[Task to complete]
Reproduce every item below word for word.

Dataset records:
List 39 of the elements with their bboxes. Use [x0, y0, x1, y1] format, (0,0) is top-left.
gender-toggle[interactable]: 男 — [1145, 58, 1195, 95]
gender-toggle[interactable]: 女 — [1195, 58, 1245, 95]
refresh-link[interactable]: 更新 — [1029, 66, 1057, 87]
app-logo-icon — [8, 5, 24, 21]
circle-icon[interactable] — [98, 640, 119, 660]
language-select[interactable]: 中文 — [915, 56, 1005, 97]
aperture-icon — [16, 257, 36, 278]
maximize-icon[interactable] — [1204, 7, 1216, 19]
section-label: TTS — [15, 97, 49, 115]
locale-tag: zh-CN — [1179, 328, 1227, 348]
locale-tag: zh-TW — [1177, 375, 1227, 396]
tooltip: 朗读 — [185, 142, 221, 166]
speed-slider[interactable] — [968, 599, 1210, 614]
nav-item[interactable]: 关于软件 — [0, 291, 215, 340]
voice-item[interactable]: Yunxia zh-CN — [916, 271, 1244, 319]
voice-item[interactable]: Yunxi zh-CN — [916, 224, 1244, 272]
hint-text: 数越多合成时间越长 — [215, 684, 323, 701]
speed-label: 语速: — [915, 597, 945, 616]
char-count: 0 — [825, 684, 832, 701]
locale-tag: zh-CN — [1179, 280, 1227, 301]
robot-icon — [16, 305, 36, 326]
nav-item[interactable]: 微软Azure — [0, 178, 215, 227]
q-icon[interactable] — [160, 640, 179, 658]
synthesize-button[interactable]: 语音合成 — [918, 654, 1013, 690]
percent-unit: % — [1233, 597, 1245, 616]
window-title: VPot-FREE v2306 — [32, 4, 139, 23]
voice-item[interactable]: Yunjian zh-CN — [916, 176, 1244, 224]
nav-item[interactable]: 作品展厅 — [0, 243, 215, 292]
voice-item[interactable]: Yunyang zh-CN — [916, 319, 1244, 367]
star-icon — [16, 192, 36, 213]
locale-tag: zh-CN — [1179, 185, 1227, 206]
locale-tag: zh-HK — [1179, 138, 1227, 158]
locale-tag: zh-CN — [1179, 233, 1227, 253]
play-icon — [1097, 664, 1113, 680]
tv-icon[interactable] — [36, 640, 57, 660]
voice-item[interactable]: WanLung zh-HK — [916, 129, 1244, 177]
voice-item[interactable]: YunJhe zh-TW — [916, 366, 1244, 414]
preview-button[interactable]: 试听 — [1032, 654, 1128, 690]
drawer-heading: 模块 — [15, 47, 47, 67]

[Task result]
List 39 of the elements with their bboxes. Use [x0, y0, x1, y1] format, (0,0) is top-left.
gender-toggle[interactable]: 男 — [1145, 58, 1195, 95]
gender-toggle[interactable]: 女 — [1195, 58, 1245, 95]
refresh-link[interactable]: 更新 — [1029, 66, 1057, 87]
app-logo-icon — [8, 5, 24, 21]
circle-icon[interactable] — [98, 640, 119, 660]
language-select[interactable]: 中文 — [915, 56, 1005, 97]
aperture-icon — [16, 257, 36, 278]
maximize-icon[interactable] — [1204, 7, 1216, 19]
section-label: TTS — [15, 97, 49, 115]
locale-tag: zh-CN — [1179, 328, 1227, 348]
locale-tag: zh-TW — [1177, 375, 1227, 396]
tooltip: 朗读 — [185, 142, 221, 166]
speed-slider[interactable] — [968, 599, 1210, 614]
nav-item[interactable]: 关于软件 — [0, 291, 215, 340]
voice-item[interactable]: Yunxia zh-CN — [916, 271, 1244, 319]
voice-item[interactable]: Yunxi zh-CN — [916, 224, 1244, 272]
hint-text: 数越多合成时间越长 — [215, 684, 323, 701]
speed-label: 语速: — [915, 597, 945, 616]
char-count: 0 — [825, 684, 832, 701]
locale-tag: zh-CN — [1179, 280, 1227, 301]
robot-icon — [16, 305, 36, 326]
nav-item[interactable]: 微软Azure — [0, 178, 215, 227]
q-icon[interactable] — [160, 640, 179, 658]
synthesize-button[interactable]: 语音合成 — [918, 654, 1013, 690]
percent-unit: % — [1233, 597, 1245, 616]
window-title: VPot-FREE v2306 — [32, 4, 139, 23]
voice-item[interactable]: Yunjian zh-CN — [916, 176, 1244, 224]
nav-item[interactable]: 作品展厅 — [0, 243, 215, 292]
voice-item[interactable]: Yunyang zh-CN — [916, 319, 1244, 367]
star-icon — [16, 192, 36, 213]
locale-tag: zh-CN — [1179, 185, 1227, 206]
locale-tag: zh-HK — [1179, 138, 1227, 158]
locale-tag: zh-CN — [1179, 233, 1227, 253]
play-icon — [1097, 664, 1113, 680]
tv-icon[interactable] — [36, 640, 57, 660]
voice-item[interactable]: WanLung zh-HK — [916, 129, 1244, 177]
voice-item[interactable]: YunJhe zh-TW — [916, 366, 1244, 414]
preview-button[interactable]: 试听 — [1032, 654, 1128, 690]
drawer-heading: 模块 — [15, 47, 47, 67]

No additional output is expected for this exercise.